*Aim*
Repeat every line word for word, from the start of the rows down to and including the line that contains "y-tick-label: 8.5 bbox=[248, 731, 268, 746]".
++++ Records ++++
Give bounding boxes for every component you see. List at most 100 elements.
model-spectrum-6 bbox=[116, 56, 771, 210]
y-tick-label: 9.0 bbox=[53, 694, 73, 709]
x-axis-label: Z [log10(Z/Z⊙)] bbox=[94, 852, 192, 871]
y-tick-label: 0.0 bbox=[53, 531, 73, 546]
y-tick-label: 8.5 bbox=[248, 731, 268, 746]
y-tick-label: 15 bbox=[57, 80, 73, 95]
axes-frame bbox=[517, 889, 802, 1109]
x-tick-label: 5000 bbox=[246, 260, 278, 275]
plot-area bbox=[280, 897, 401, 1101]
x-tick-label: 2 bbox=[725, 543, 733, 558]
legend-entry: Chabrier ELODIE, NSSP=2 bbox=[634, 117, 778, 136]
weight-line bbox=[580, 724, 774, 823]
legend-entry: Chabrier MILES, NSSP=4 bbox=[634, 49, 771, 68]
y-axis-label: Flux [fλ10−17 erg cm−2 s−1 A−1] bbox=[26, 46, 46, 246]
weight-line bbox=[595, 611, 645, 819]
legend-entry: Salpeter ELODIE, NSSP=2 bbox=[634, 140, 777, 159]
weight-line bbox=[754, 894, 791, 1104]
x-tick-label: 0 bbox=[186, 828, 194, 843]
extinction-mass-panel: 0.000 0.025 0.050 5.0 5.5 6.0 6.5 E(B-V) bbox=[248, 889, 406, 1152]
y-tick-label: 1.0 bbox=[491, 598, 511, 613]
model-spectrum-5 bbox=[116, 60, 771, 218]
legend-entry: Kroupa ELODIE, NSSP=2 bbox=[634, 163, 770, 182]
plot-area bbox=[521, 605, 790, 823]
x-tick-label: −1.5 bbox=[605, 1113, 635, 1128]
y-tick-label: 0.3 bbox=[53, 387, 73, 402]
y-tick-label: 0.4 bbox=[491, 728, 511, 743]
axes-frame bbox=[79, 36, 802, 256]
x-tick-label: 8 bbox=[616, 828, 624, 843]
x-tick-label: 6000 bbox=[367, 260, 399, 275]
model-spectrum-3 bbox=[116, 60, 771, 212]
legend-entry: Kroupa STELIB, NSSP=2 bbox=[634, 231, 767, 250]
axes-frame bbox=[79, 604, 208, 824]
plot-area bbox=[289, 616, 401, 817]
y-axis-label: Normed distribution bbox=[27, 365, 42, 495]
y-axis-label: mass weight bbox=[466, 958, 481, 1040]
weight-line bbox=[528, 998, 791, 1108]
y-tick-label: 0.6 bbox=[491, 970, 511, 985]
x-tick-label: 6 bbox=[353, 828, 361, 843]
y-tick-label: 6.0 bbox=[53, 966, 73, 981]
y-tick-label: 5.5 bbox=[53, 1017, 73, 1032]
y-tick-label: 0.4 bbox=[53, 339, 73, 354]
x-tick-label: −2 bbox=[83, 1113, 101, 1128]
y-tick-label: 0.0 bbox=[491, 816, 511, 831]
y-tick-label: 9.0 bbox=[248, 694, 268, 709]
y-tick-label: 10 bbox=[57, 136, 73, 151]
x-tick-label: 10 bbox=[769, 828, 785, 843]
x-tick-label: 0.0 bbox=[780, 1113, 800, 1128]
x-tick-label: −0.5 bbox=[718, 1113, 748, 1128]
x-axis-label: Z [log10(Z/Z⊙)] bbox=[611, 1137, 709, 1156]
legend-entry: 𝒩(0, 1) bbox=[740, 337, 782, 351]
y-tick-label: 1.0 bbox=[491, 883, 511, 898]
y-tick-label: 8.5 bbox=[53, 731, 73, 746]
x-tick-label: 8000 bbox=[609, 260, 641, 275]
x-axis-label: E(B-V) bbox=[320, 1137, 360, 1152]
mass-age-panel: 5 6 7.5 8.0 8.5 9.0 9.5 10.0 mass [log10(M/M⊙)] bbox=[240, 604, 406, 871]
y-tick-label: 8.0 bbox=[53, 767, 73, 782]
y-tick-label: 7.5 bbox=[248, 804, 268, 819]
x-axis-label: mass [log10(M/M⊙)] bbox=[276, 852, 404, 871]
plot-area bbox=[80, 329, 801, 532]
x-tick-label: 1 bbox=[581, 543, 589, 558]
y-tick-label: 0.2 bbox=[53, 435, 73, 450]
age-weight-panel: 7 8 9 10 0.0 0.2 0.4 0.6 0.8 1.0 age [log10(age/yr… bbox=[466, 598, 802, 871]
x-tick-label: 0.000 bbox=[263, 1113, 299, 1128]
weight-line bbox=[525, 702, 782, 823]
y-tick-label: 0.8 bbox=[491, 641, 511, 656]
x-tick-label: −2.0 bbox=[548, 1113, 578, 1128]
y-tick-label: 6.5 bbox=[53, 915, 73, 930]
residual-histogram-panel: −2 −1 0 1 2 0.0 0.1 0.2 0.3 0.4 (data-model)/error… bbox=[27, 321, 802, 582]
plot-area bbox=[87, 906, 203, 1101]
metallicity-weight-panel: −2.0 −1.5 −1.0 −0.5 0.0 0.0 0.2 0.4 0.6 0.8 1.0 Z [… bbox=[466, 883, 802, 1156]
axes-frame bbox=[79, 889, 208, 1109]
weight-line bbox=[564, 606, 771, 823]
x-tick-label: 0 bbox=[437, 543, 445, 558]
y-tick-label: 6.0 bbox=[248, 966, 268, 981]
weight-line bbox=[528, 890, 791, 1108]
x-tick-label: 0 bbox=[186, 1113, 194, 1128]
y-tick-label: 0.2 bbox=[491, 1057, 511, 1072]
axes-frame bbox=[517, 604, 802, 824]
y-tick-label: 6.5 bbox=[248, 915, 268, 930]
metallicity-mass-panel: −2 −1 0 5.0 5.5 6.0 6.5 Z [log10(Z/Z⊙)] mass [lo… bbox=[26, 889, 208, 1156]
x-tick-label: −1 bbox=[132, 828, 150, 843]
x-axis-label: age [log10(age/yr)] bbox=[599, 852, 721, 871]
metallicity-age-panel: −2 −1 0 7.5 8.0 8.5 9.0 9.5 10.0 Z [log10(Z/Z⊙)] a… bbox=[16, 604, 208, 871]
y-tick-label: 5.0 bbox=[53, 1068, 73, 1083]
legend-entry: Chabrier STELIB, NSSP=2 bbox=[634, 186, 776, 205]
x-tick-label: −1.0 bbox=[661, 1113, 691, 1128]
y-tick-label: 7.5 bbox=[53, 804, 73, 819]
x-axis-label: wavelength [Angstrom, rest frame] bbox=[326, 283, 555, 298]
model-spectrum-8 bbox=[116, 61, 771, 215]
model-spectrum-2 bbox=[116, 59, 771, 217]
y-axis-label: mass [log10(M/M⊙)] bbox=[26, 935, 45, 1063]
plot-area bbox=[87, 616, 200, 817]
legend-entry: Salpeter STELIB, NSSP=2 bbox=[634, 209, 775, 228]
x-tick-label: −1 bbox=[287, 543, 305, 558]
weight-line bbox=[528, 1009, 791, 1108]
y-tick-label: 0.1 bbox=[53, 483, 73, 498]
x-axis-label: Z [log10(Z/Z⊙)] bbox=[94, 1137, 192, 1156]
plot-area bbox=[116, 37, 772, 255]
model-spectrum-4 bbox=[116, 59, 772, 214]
++++
*Answer to this task*
Give bounding boxes for every component you see. List at most 100 elements.
model-spectrum-6 bbox=[116, 56, 771, 210]
y-tick-label: 9.0 bbox=[53, 694, 73, 709]
x-axis-label: Z [log10(Z/Z⊙)] bbox=[94, 852, 192, 871]
y-tick-label: 0.0 bbox=[53, 531, 73, 546]
y-tick-label: 8.5 bbox=[248, 731, 268, 746]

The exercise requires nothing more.